The Hairy Gender Gap

However hair is styled, it says something about gender. Let’s take a look at recent Western history.

Men and women both have long hair, but…

In the 18th-century men and women both kept their hair long — but women’s stylings were more elaborate and ornate, as with King Louis XVI and Marie Antoinette (as played by Kirsten Dunst and Jason Schwartzman, pictured here):

Marie Antoinette and King Louis XVI

Marie Antoinette and King Louis XVI

Around the same time, America’s Founding Fathers and Mothers also favored longish, if more modest, tresses. But still, women’s hair was longer and more ornamented, as with President James Madison and his wife, Dolly.

James and Dolly Madison

James and Dolly Madison


Probably to create greater gender distinctions. At that time women were considered the more leisured and decorative sex, leaving them more time to maintain elaborate hair styles. And, being pegged the passive gender, women needed something to attract men.

19th-century: the gap grows larger

By the 19th century the gender gap had widened as men sported shorter, more practical styles.


Partly, politics.

The French and American revolutions attacked aristocratic snobbery symbolically through plainer dress. Since only men had political rights, they were the ones to take up the symbolism.

A plainly dressed 19th century John Quincy Adams

A plainly dressed 19th century John Quincy Adams

Also, middle-class working men of the emerging industrial age wanted to project a thrifty seriousness.

But women were expected to maintain a sense of style. Especially since women’s role increasingly came to be seen as “a haven from the harsh world” that men could return to after a hard day’s work.

Women kept color and frills in the 19th-century

Women kept color and frills in the 19th-century

But also, women were less in the public eye. When ethnic groups immigrate, men are more likely to conform to the host culture’s fashion style, while women are more likely to wear traditional garb — maybe the sari or hijab, for instance.
^^^^
Exercise A :: Could you extract the passage of the article on hair and gender that starts at the words "The French and" and ends after the words "up the symbolism."?
The article on hair and gender and the listing are unrelated material.
^^^^
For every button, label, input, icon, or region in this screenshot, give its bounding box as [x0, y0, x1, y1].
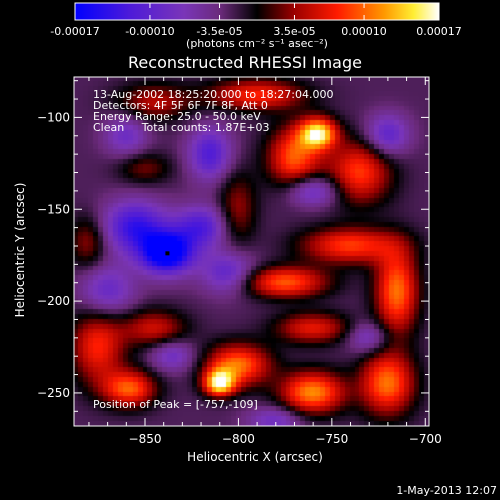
- y-tick-label: −100: [37, 110, 70, 124]
- plot-frame: [73, 76, 430, 427]
- colorbar-tick-labels: -0.00017 -0.00010 -3.5e-05 3.5e-05 0.00010 0.…: [50, 25, 461, 38]
- y-tick-label: −250: [37, 386, 70, 400]
- colorbar-frame: [74, 2, 440, 21]
- annotation-time-range: 13-Aug-2002 18:25:20.000 to 18:27:04.000: [93, 88, 334, 101]
- annotation-energy-range: Energy Range: 25.0 - 50.0 keV: [93, 110, 261, 123]
- x-axis: −850 −800 −750 −700: [88, 77, 442, 446]
- colorbar-tick-label: 3.5e-05: [273, 25, 315, 38]
- x-axis-label: Heliocentric X (arcsec): [187, 450, 323, 464]
- y-tick-label: −150: [37, 202, 70, 216]
- colorbar: -0.00017 -0.00010 -3.5e-05 3.5e-05 0.00010 0.…: [50, 2, 462, 50]
- x-tick-label: −750: [315, 432, 348, 446]
- colorbar-tick-label: -0.00017: [50, 25, 99, 38]
- x-tick-label: −800: [222, 432, 255, 446]
- marked-point: [165, 251, 170, 256]
- annotation-detectors: Detectors: 4F 5F 6F 7F 8F, Att 0: [93, 99, 268, 112]
- footer-timestamp: 1-May-2013 12:07: [396, 484, 497, 497]
- colorbar-tick-label: 0.00017: [416, 25, 462, 38]
- peak-position-label: Position of Peak = [-757,-109]: [93, 398, 258, 411]
- y-axis-label: Heliocentric Y (arcsec): [13, 183, 27, 318]
- observation-annotations: 13-Aug-2002 18:25:20.000 to 18:27:04.000…: [93, 88, 334, 134]
- annotation-clean-counts: Clean Total counts: 1.87E+03: [93, 121, 270, 134]
- x-tick-label: −850: [129, 432, 162, 446]
- colorbar-ticks: [74, 3, 440, 20]
- colorbar-tick-label: -3.5e-05: [196, 25, 242, 38]
- colorbar-tick-label: -0.00010: [125, 25, 174, 38]
- colorbar-units-label: (photons cm⁻² s⁻¹ asec⁻²): [186, 37, 328, 50]
- chart-title: Reconstructed RHESSI Image: [128, 53, 362, 72]
- colorbar-tick-label: 0.00010: [341, 25, 387, 38]
- x-tick-label: −700: [409, 432, 442, 446]
- heatmap-image: [74, 77, 429, 426]
- y-tick-label: −200: [37, 294, 70, 308]
- y-axis: −250 −200 −150 −100: [37, 80, 429, 412]
- colorbar-gradient: [75, 3, 439, 20]
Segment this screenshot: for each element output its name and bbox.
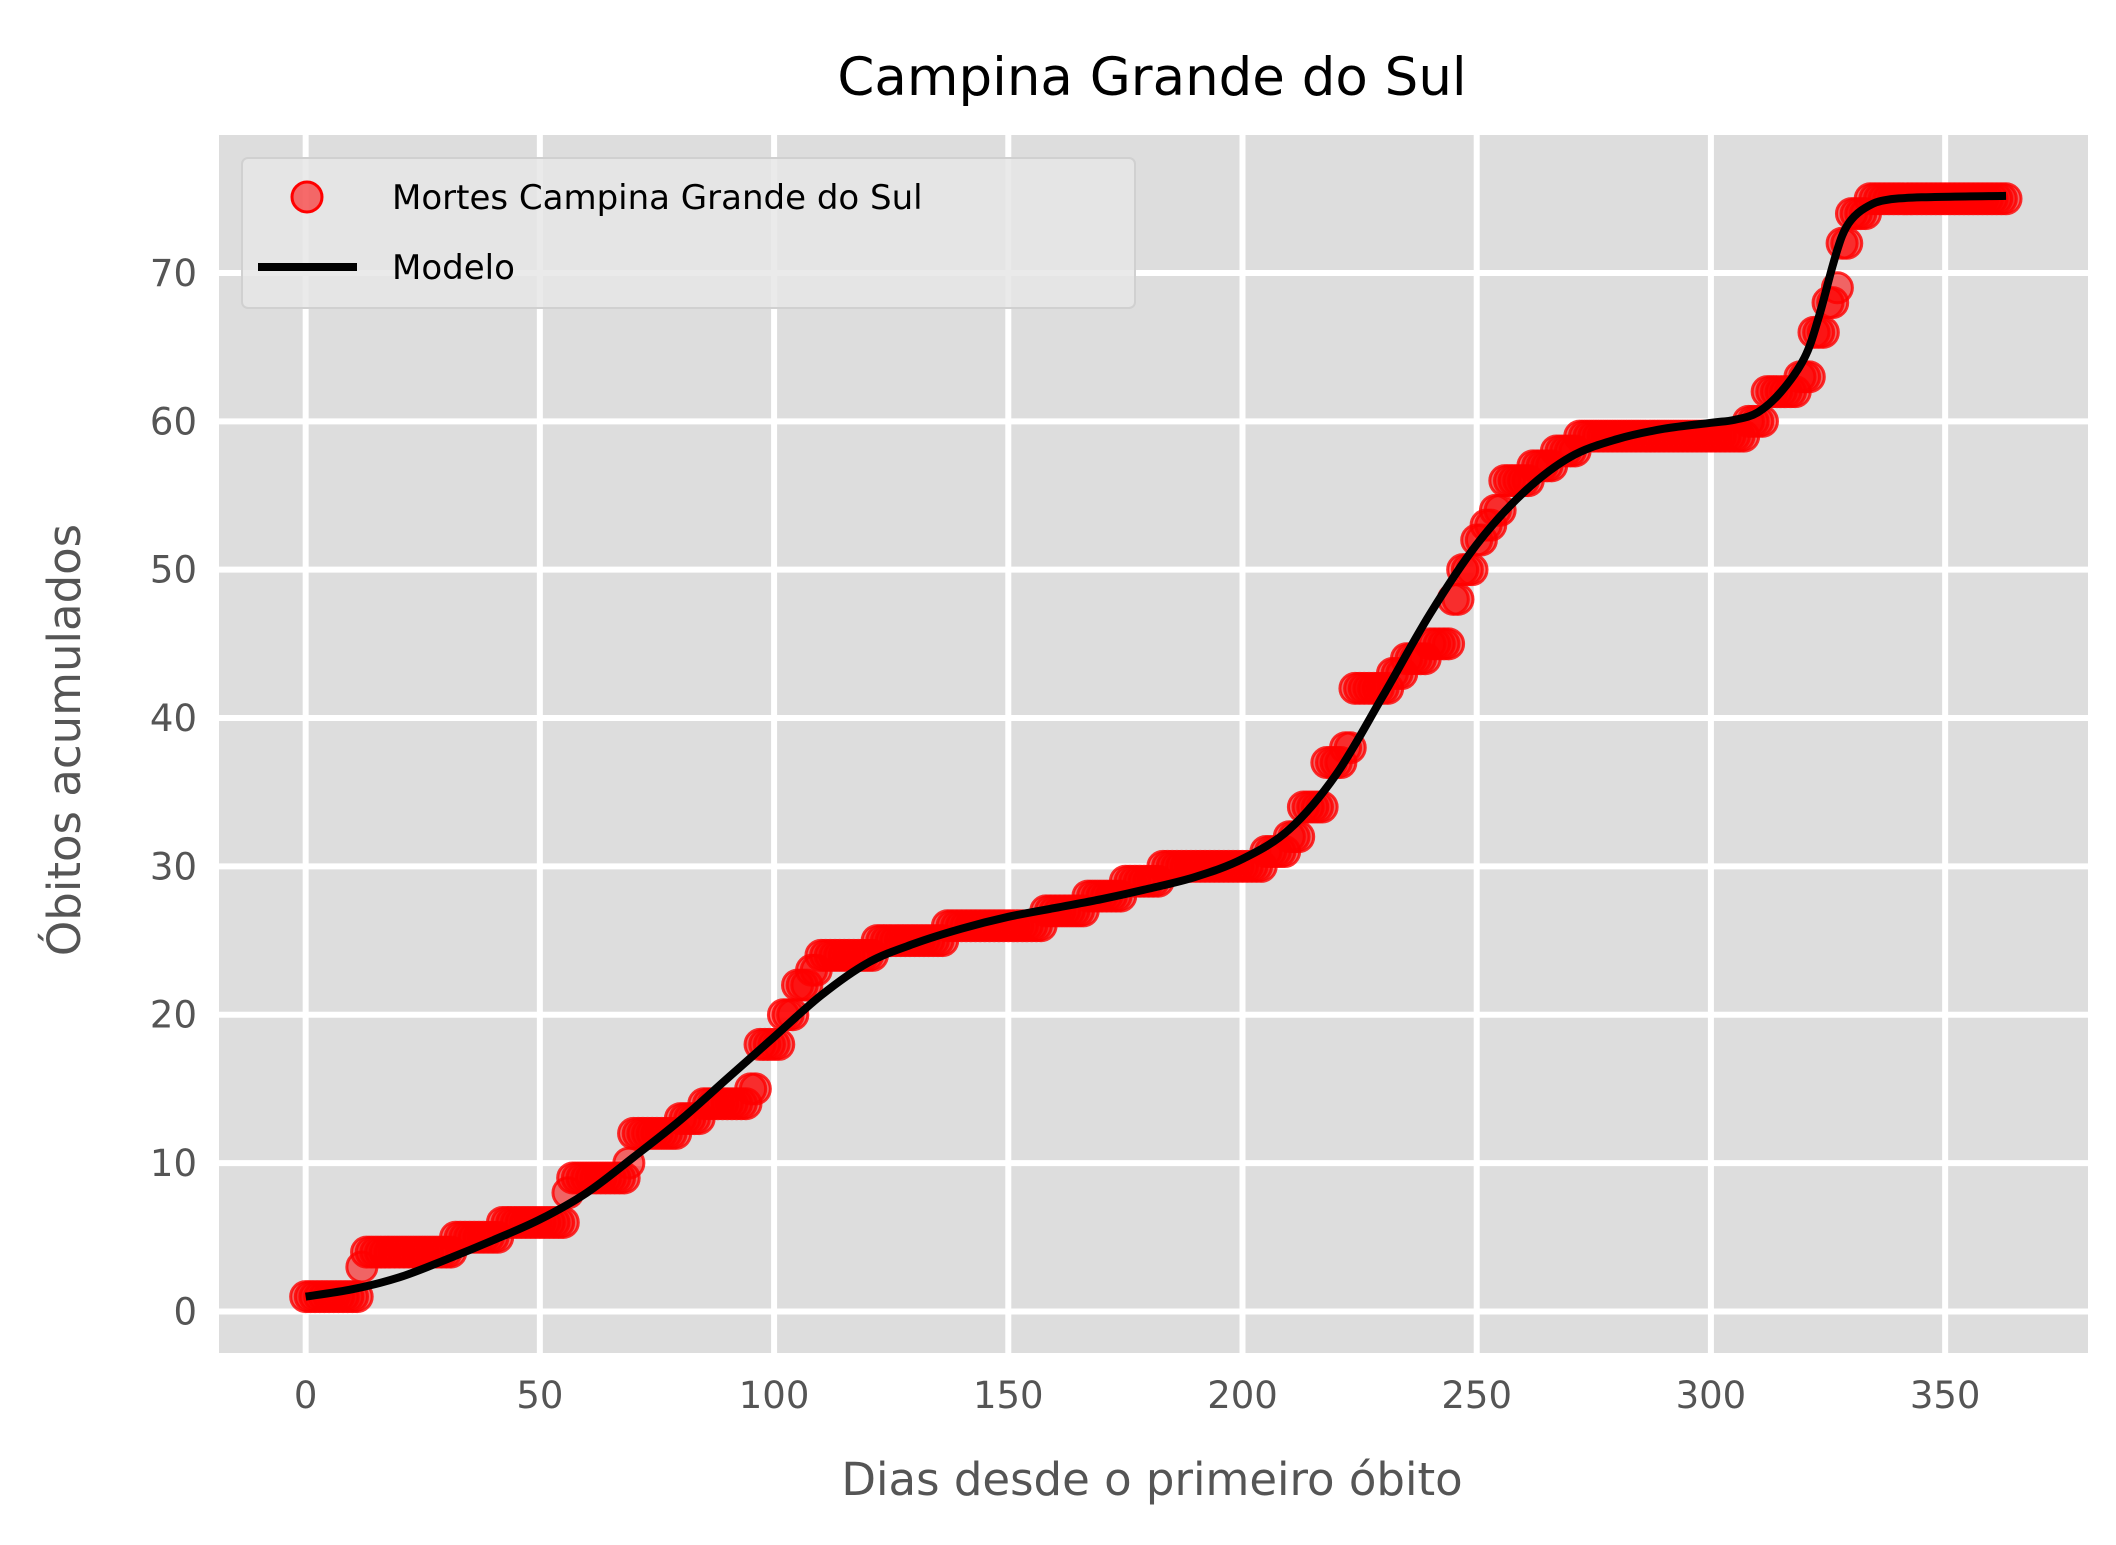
^^^^
Exercise B :: Could you lay out the lines of the listing as a JSON list of strings, one string per line and blank lines left out? Start at the line containing "- y-tick-label: −100: [37, 110, 70, 124]" and stop after the line containing "- colorbar-frame: [74, 2, 440, 21]", including both of those lines.

Exercise result A ::
The French and American revolutions attacked aristocratic snobbery symbolically through plainer dress. Since only men had political rights, they were the ones to take up the symbolism.

Exercise result B ::
[
  "- y-tick-label: −100: [37, 110, 70, 124]",
  "- plot-frame: [73, 76, 430, 427]",
  "- colorbar-tick-labels: -0.00017 -0.00010 -3.5e-05 3.5e-05 0.00010 0.…: [50, 25, 461, 38]",
  "- y-tick-label: −250: [37, 386, 70, 400]",
  "- colorbar-frame: [74, 2, 440, 21]"
]